─── Record excerpts ───
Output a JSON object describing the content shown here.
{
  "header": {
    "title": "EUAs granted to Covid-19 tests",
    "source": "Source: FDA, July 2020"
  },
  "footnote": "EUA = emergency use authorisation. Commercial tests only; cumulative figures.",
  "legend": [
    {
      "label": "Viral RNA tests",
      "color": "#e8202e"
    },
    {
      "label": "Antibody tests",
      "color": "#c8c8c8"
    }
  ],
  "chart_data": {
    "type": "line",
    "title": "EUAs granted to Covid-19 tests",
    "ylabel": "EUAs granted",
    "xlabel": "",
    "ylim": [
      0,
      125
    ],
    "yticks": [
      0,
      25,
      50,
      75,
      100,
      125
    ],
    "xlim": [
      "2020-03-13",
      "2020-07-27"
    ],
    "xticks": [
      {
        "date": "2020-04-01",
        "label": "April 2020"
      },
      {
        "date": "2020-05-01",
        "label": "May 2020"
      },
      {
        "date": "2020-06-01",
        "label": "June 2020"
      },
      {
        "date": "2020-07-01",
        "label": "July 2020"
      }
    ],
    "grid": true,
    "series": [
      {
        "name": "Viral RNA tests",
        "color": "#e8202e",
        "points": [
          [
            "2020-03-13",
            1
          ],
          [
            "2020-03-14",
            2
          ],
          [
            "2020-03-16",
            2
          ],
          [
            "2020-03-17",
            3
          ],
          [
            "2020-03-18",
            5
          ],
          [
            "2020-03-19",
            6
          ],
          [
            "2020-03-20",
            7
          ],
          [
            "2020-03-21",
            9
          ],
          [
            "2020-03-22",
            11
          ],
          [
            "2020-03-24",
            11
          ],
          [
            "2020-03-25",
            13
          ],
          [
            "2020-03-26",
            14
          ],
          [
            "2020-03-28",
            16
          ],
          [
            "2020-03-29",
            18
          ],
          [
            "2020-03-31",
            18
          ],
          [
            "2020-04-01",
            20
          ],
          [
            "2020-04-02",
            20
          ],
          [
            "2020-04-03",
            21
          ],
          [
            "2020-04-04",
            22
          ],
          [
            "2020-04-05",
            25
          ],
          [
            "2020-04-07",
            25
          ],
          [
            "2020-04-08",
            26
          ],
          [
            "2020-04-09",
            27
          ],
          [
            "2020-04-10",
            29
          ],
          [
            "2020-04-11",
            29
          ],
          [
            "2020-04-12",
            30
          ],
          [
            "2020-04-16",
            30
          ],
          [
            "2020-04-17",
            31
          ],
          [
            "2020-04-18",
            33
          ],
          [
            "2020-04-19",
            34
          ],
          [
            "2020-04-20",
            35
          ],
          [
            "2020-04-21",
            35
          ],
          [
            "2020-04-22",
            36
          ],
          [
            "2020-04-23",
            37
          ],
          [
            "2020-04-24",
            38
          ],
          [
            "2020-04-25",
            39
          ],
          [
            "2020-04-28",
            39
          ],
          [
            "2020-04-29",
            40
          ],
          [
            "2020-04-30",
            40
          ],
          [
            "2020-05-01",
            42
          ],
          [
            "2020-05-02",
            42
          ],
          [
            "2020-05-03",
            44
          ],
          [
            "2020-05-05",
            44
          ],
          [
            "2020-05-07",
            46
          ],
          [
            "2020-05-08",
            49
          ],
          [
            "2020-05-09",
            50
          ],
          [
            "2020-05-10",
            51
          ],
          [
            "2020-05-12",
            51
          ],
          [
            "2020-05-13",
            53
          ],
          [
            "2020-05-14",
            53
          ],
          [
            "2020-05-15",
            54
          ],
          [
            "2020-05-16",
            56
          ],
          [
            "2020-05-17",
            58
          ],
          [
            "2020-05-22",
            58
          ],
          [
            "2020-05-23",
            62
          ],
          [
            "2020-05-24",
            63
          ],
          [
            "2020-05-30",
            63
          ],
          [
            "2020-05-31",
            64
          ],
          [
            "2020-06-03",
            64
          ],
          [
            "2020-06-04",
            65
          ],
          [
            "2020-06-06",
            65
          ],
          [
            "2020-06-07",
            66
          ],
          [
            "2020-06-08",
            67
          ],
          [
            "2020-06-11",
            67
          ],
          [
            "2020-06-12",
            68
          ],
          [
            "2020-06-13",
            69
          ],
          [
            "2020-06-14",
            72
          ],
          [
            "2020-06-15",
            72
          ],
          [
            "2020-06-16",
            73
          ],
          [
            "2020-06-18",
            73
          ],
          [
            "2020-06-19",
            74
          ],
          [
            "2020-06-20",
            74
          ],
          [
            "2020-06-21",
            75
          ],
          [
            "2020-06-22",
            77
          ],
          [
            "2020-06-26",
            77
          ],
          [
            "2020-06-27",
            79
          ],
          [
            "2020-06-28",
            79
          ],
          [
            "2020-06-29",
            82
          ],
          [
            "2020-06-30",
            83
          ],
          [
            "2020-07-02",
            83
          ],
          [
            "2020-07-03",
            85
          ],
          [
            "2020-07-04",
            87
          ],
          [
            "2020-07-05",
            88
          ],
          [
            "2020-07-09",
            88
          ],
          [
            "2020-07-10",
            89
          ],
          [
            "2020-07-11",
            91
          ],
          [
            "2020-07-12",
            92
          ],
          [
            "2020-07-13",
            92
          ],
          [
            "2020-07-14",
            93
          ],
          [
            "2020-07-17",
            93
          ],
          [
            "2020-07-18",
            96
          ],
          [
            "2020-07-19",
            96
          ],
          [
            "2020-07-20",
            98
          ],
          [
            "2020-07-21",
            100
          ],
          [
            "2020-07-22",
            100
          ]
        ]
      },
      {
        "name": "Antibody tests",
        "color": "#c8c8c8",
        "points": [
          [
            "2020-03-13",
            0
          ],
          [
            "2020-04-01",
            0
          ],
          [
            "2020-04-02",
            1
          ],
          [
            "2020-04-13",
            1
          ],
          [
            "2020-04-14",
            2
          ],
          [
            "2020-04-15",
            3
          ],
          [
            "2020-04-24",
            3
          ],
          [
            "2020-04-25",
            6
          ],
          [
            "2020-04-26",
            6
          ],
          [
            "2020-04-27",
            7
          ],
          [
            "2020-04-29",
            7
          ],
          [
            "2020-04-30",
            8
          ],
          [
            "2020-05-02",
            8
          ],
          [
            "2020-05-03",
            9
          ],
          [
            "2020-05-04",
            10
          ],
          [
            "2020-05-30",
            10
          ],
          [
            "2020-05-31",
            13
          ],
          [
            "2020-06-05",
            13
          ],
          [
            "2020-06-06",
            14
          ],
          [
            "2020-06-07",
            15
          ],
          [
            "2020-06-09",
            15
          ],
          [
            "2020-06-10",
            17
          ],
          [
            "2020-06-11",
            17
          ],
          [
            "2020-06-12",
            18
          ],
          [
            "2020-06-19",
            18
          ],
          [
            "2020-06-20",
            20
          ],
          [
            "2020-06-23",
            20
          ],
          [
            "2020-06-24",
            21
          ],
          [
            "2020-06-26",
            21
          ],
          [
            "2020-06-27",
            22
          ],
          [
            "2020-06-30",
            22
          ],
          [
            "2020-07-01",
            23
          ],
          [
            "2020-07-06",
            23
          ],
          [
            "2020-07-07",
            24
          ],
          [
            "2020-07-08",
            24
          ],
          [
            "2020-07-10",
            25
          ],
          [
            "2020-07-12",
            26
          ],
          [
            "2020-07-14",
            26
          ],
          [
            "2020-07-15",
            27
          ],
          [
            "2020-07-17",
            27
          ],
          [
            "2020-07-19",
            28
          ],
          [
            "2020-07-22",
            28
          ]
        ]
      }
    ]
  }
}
───
**Exercise details:** Output each record precisely as written.

**Completed task:**
Output a JSON object describing the content shown here.
{
  "header": {
    "title": "EUAs granted to Covid-19 tests",
    "source": "Source: FDA, July 2020"
  },
  "footnote": "EUA = emergency use authorisation. Commercial tests only; cumulative figures.",
  "legend": [
    {
      "label": "Viral RNA tests",
      "color": "#e8202e"
    },
    {
      "label": "Antibody tests",
      "color": "#c8c8c8"
    }
  ],
  "chart_data": {
    "type": "line",
    "title": "EUAs granted to Covid-19 tests",
    "ylabel": "EUAs granted",
    "xlabel": "",
    "ylim": [
      0,
      125
    ],
    "yticks": [
      0,
      25,
      50,
      75,
      100,
      125
    ],
    "xlim": [
      "2020-03-13",
      "2020-07-27"
    ],
    "xticks": [
      {
        "date": "2020-04-01",
        "label": "April 2020"
      },
      {
        "date": "2020-05-01",
        "label": "May 2020"
      },
      {
        "date": "2020-06-01",
        "label": "June 2020"
      },
      {
        "date": "2020-07-01",
        "label": "July 2020"
      }
    ],
    "grid": true,
    "series": [
      {
        "name": "Viral RNA tests",
        "color": "#e8202e",
        "points": [
          [
            "2020-03-13",
            1
          ],
          [
            "2020-03-14",
            2
          ],
          [
            "2020-03-16",
            2
          ],
          [
            "2020-03-17",
            3
          ],
          [
            "2020-03-18",
            5
          ],
          [
            "2020-03-19",
            6
          ],
          [
            "2020-03-20",
            7
          ],
          [
            "2020-03-21",
            9
          ],
          [
            "2020-03-22",
            11
          ],
          [
            "2020-03-24",
            11
          ],
          [
            "2020-03-25",
            13
          ],
          [
            "2020-03-26",
            14
          ],
          [
            "2020-03-28",
            16
          ],
          [
            "2020-03-29",
            18
          ],
          [
            "2020-03-31",
            18
          ],
          [
            "2020-04-01",
            20
          ],
          [
            "2020-04-02",
            20
          ],
          [
            "2020-04-03",
            21
          ],
          [
            "2020-04-04",
            22
          ],
          [
            "2020-04-05",
            25
          ],
          [
            "2020-04-07",
            25
          ],
          [
            "2020-04-08",
            26
          ],
          [
            "2020-04-09",
            27
          ],
          [
            "2020-04-10",
            29
          ],
          [
            "2020-04-11",
            29
          ],
          [
            "2020-04-12",
            30
          ],
          [
            "2020-04-16",
            30
          ],
          [
            "2020-04-17",
            31
          ],
          [
            "2020-04-18",
            33
          ],
          [
            "2020-04-19",
            34
          ],
          [
            "2020-04-20",
            35
          ],
          [
            "2020-04-21",
            35
          ],
          [
            "2020-04-22",
            36
          ],
          [
            "2020-04-23",
            37
          ],
          [
            "2020-04-24",
            38
          ],
          [
            "2020-04-25",
            39
          ],
          [
            "2020-04-28",
            39
          ],
          [
            "2020-04-29",
            40
          ],
          [
            "2020-04-30",
            40
          ],
          [
            "2020-05-01",
            42
          ],
          [
            "2020-05-02",
            42
          ],
          [
            "2020-05-03",
            44
          ],
          [
            "2020-05-05",
            44
          ],
          [
            "2020-05-07",
            46
          ],
          [
            "2020-05-08",
            49
          ],
          [
            "2020-05-09",
            50
          ],
          [
            "2020-05-10",
            51
          ],
          [
            "2020-05-12",
            51
          ],
          [
            "2020-05-13",
            53
          ],
          [
            "2020-05-14",
            53
          ],
          [
            "2020-05-15",
            54
          ],
          [
            "2020-05-16",
            56
          ],
          [
            "2020-05-17",
            58
          ],
          [
            "2020-05-22",
            58
          ],
          [
            "2020-05-23",
            62
          ],
          [
            "2020-05-24",
            63
          ],
          [
            "2020-05-30",
            63
          ],
          [
            "2020-05-31",
            64
          ],
          [
            "2020-06-03",
            64
          ],
          [
            "2020-06-04",
            65
          ],
          [
            "2020-06-06",
            65
          ],
          [
            "2020-06-07",
            66
          ],
          [
            "2020-06-08",
            67
          ],
          [
            "2020-06-11",
            67
          ],
          [
            "2020-06-12",
            68
          ],
          [
            "2020-06-13",
            69
          ],
          [
            "2020-06-14",
            72
          ],
          [
            "2020-06-15",
            72
          ],
          [
            "2020-06-16",
            73
          ],
          [
            "2020-06-18",
            73
          ],
          [
            "2020-06-19",
            74
          ],
          [
            "2020-06-20",
            74
          ],
          [
            "2020-06-21",
            75
          ],
          [
            "2020-06-22",
            77
          ],
          [
            "2020-06-26",
            77
          ],
          [
            "2020-06-27",
            79
          ],
          [
            "2020-06-28",
            79
          ],
          [
            "2020-06-29",
            82
          ],
          [
            "2020-06-30",
            83
          ],
          [
            "2020-07-02",
            83
          ],
          [
            "2020-07-03",
            85
          ],
          [
            "2020-07-04",
            87
          ],
          [
            "2020-07-05",
            88
          ],
          [
            "2020-07-09",
            88
          ],
          [
            "2020-07-10",
            89
          ],
          [
            "2020-07-11",
            91
          ],
          [
            "2020-07-12",
            92
          ],
          [
            "2020-07-13",
            92
          ],
          [
            "2020-07-14",
            93
          ],
          [
            "2020-07-17",
            93
          ],
          [
            "2020-07-18",
            96
          ],
          [
            "2020-07-19",
            96
          ],
          [
            "2020-07-20",
            98
          ],
          [
            "2020-07-21",
            100
          ],
          [
            "2020-07-22",
            100
          ]
        ]
      },
      {
        "name": "Antibody tests",
        "color": "#c8c8c8",
        "points": [
          [
            "2020-03-13",
            0
          ],
          [
            "2020-04-01",
            0
          ],
          [
            "2020-04-02",
            1
          ],
          [
            "2020-04-13",
            1
          ],
          [
            "2020-04-14",
            2
          ],
          [
            "2020-04-15",
            3
          ],
          [
            "2020-04-24",
            3
          ],
          [
            "2020-04-25",
            6
          ],
          [
            "2020-04-26",
            6
          ],
          [
            "2020-04-27",
            7
          ],
          [
            "2020-04-29",
            7
          ],
          [
            "2020-04-30",
            8
          ],
          [
            "2020-05-02",
            8
          ],
          [
            "2020-05-03",
            9
          ],
          [
            "2020-05-04",
            10
          ],
          [
            "2020-05-30",
            10
          ],
          [
            "2020-05-31",
            13
          ],
          [
            "2020-06-05",
            13
          ],
          [
            "2020-06-06",
            14
          ],
          [
            "2020-06-07",
            15
          ],
          [
            "2020-06-09",
            15
          ],
          [
            "2020-06-10",
            17
          ],
          [
            "2020-06-11",
            17
          ],
          [
            "2020-06-12",
            18
          ],
          [
            "2020-06-19",
            18
          ],
          [
            "2020-06-20",
            20
          ],
          [
            "2020-06-23",
            20
          ],
          [
            "2020-06-24",
            21
          ],
          [
            "2020-06-26",
            21
          ],
          [
            "2020-06-27",
            22
          ],
          [
            "2020-06-30",
            22
          ],
          [
            "2020-07-01",
            23
          ],
          [
            "2020-07-06",
            23
          ],
          [
            "2020-07-07",
            24
          ],
          [
            "2020-07-08",
            24
          ],
          [
            "2020-07-10",
            25
          ],
          [
            "2020-07-12",
            26
          ],
          [
            "2020-07-14",
            26
          ],
          [
            "2020-07-15",
            27
          ],
          [
            "2020-07-17",
            27
          ],
          [
            "2020-07-19",
            28
          ],
          [
            "2020-07-22",
            28
          ]
        ]
      }
    ]
  }
}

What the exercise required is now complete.